## TUGAS 1
Sebutkan semua kata yang diapit tanda petik dalam teks tentang terorisme dan jihad di bawah ini.

## TEKS BACAAN
Foto : Ilustrasi Pengamanan Ketat Saat Pengadilan Breiviks di Oslo/Fath
Penulis : Fathurrahman Yahya *)
Isu terorisme akhir-akhir ini menjadi topik pemberitaan media dan terus diperbincangkan dalam forum-forum regional dan internasional baik oleh akademisi maupun politisi. Isu tersebut menarik untuk dicermati karena sebagian kelompok muslim kerap terlibat dan “dilibatkan” sebagai pelaku dalam aksi teror mematikan, sekaligus korban.
Kekeliruan memahami makna jihad baik oleh kelompok jihadis muslim maupun kelompok non muslim, ungkapan terorisme kerap memunculkan imaginasi liar tentang korelasi antara Islam dan terorisme bahwa pelakunya adalah ekstrimis dan jihadis-muslim. Benarkan Islam menanamkan benih-benih “terorisme” melalui idiom jihad yang banyak tersurat dalam Al-Qurán? Apakah Islam membenarkan tindakan teror atas nama jihad melawan berbedaan agama dan keyakinan?
Ajakan “berjihad“ oleh kelompok tetentu (segelintir umat Islam) dengan aksentuase yang lebih ekstrim untuk melawan suatu kelompok karena perbedaan teologis dan ideologis, disadari atau tidak telah memberikan pemahaman bagi kelompok lain pula bahwa ajakan jihad dalam Islam adalah ajakan terorisme itu sendiri.

## TUGAS 2
Cetak ulang persis baris-baris entri mulai dari awal entri sampai baris yang memuat "y-axis-label-a: anti-HBc IgM", termasuk baris tersebut.

## ENTRI YANG DITAMPILKAN
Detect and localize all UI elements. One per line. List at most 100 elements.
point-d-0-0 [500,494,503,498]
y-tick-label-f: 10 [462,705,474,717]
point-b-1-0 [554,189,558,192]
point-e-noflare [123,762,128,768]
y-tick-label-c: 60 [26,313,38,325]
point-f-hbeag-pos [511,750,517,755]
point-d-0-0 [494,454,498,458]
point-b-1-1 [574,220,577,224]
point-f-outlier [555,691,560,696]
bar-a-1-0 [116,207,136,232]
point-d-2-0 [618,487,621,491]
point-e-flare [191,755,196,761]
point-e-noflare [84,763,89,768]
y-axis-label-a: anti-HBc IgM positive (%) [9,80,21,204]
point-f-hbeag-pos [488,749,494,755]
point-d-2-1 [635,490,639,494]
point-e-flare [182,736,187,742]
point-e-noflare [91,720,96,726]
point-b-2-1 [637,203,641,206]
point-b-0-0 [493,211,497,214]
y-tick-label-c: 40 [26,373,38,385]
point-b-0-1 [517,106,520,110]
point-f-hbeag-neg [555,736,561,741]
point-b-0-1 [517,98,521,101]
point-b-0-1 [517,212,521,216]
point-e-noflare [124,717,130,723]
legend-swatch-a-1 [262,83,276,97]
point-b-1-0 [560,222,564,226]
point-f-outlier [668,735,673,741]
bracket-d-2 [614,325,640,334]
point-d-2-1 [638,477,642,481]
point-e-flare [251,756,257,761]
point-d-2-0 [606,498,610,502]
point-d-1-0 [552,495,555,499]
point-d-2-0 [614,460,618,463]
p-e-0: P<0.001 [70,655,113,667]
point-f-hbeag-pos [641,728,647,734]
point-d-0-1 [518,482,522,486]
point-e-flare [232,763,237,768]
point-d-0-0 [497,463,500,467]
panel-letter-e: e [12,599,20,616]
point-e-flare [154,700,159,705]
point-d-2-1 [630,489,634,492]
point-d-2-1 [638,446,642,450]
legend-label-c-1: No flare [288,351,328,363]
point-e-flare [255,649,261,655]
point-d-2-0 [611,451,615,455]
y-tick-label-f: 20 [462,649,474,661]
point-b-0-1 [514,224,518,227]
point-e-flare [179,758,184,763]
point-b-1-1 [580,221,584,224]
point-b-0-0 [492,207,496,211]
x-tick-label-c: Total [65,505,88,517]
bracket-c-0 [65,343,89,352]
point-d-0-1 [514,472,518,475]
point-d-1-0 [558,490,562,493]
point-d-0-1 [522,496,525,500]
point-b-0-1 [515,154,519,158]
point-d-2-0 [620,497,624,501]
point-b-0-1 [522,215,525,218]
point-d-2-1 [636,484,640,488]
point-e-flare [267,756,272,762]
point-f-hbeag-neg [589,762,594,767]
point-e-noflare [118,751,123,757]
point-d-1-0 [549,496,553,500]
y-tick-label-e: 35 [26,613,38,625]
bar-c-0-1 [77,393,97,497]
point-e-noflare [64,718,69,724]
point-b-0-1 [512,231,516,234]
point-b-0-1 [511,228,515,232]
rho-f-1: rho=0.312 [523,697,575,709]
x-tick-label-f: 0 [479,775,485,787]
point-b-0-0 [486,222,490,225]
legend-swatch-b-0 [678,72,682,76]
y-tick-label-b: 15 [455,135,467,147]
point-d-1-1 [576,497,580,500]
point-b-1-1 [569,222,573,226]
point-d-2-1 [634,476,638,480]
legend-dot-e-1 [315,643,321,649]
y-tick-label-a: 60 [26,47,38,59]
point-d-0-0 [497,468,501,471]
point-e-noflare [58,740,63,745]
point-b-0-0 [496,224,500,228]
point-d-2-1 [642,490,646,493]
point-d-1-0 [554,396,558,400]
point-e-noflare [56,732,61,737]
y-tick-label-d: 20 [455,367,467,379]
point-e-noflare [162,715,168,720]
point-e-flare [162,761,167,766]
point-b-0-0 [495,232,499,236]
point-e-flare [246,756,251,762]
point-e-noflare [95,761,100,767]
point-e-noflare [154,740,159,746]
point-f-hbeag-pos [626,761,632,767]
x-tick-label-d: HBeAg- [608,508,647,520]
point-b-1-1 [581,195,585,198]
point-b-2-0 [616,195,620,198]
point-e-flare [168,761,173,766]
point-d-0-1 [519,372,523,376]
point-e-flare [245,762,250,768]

## JAWABAN 1
dilibatkan, terorisme, berjihad

## JAWABAN 2
Detect and localize all UI elements. One per line. List at most 100 elements.
point-d-0-0 [500,494,503,498]
y-tick-label-f: 10 [462,705,474,717]
point-b-1-0 [554,189,558,192]
point-e-noflare [123,762,128,768]
y-tick-label-c: 60 [26,313,38,325]
point-f-hbeag-pos [511,750,517,755]
point-d-0-0 [494,454,498,458]
point-b-1-1 [574,220,577,224]
point-f-outlier [555,691,560,696]
bar-a-1-0 [116,207,136,232]
point-d-2-0 [618,487,621,491]
point-e-flare [191,755,196,761]
point-e-noflare [84,763,89,768]
y-axis-label-a: anti-HBc IgM positive (%) [9,80,21,204]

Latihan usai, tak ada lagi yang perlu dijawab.